# Documento

++++++

Derrama e revolta popular na Inconfidência Mineira
É recorrente a hipótese de que, se a
derrama fosse aplicada, haveria uma revolta popular em Minas Gerais. No entanto
não é possível afirmar, uma vez que o Visconde de Ouro Preto suspendeu a
aplicação dessa cobrança em 14 de março de 1789. No documento a seguir, o
historiador Tarcísio de Souza Gaspar discute a validade dessa hipótese, considerando
sobre quem cairia o maior fardo da arrecadação caso a derrama fosse aplicada.

++++++

# Trechos dos registros
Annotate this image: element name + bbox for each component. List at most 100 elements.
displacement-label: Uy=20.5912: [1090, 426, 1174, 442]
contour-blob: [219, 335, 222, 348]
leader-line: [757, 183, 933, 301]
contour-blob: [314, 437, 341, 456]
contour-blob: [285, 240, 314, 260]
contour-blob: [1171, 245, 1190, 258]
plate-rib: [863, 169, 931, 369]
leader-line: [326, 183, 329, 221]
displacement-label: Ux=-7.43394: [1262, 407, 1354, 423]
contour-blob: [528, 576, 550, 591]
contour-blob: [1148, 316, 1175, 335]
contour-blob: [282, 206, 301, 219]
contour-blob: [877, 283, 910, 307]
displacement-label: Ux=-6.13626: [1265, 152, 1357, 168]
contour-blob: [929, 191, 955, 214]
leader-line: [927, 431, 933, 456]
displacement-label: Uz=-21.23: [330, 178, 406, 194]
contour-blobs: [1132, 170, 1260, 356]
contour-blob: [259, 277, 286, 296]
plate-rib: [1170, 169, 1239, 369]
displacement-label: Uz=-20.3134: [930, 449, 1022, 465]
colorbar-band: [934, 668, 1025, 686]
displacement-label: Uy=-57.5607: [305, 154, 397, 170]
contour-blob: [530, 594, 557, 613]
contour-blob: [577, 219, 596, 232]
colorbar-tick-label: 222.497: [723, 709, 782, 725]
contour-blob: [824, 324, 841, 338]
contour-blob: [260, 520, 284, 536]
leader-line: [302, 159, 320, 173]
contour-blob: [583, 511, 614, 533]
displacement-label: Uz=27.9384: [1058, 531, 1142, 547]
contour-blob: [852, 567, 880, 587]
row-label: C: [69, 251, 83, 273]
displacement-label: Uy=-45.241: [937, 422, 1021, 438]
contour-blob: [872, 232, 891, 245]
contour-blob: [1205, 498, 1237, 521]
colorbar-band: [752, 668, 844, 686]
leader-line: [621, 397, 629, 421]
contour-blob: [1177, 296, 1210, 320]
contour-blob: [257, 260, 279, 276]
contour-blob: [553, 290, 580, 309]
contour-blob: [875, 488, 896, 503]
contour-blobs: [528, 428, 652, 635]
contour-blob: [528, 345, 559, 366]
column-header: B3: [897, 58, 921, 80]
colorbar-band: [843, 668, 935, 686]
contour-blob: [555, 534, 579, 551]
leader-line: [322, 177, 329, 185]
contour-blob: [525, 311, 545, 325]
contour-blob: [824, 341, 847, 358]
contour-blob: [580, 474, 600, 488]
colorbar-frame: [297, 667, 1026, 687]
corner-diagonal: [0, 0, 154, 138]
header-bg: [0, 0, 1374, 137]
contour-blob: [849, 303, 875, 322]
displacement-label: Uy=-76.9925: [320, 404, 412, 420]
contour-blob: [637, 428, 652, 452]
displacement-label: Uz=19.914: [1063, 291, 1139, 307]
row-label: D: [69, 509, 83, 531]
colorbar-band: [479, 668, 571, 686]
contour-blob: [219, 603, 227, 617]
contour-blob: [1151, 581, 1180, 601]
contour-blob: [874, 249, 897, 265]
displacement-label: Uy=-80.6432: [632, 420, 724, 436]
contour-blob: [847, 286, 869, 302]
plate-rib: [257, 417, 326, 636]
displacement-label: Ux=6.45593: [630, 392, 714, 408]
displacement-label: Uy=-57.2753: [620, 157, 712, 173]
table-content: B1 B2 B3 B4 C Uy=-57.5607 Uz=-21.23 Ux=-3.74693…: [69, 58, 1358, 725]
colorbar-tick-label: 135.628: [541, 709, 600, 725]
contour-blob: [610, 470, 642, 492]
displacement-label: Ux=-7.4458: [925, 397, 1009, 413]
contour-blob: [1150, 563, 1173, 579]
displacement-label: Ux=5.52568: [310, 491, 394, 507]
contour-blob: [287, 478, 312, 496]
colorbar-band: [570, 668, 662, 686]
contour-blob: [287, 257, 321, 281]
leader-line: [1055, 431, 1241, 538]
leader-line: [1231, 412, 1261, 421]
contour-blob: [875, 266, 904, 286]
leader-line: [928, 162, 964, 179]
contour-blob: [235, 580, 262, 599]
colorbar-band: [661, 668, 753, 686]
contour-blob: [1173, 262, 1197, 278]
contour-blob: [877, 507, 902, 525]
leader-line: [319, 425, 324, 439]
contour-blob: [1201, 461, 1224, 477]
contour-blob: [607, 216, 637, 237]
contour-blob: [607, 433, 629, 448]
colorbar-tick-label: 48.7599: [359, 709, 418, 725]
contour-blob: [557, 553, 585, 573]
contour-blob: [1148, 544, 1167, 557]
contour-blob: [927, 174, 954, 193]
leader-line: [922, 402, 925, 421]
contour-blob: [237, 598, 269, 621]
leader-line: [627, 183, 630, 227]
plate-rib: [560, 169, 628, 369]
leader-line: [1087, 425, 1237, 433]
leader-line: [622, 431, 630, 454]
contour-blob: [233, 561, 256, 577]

++++++

# O que fazer
**a)** Transcreva, do texto sobre a derrama, o trecho que vai de "Derrama e revolta" até "derrama fosse aplicada.".
**b)** Dê continuidade ao texto sobre a derrama, começando logo após a última frase.

# Respostas dos exercícios
**a)**
Derrama e revolta popular na Inconfidência Mineira
É recorrente a hipótese de que, se a
derrama fosse aplicada, haveria uma revolta popular em Minas Gerais. No entanto
não é possível afirmar, uma vez que o Visconde de Ouro Preto suspendeu a
aplicação dessa cobrança em 14 de março de 1789. No documento a seguir, o
historiador Tarcísio de Souza Gaspar discute a validade dessa hipótese, considerando
sobre quem cairia o maior fardo da arrecadação caso a derrama fosse aplicada.

**b)**
[...]
Os historiadores idealizaram, ingênua e ideologicamente, que a derrama
trouxesse consigo uma revolta popular. Porém, embora trágica e comovente, a
visão peca por sua completa irrealidade. Inácio José de Alvarenga [um dos
conjurados] era não só o maior proprietário de escravos, com 132 cativos, como
o dono da maior fortuna (84:115$260 réis), dentre os presos condenados pela
Alçada. Além disto, o conjurado mantinha, na região de Campanha do Rio Verde,
numerosíssima clientela de “pés-rapados” [pobres, dependentes], por meio da
qual pretendia dar início à revolta. Partindo destas informações, é forçoso
imaginar que a derrama, como se apresenta em 1789, representasse uma onerosa
dívida para o conjurado. [...] o abortamento da derrama não assinalou o
anticlímax dos inconfidentes, mas, ao contrário, um profundo alivio financeiro
para alguns deles – e também para toda a elite de Minas, escravista e patronal.
Desta forma, vê-se que tal, como já advertira o historiador João Pinto Furtado,
“o lançamento da derrama deve ter sido para alguns protagonistas de 1788-1789
não um pretexto, mas o motivo da revolta em si.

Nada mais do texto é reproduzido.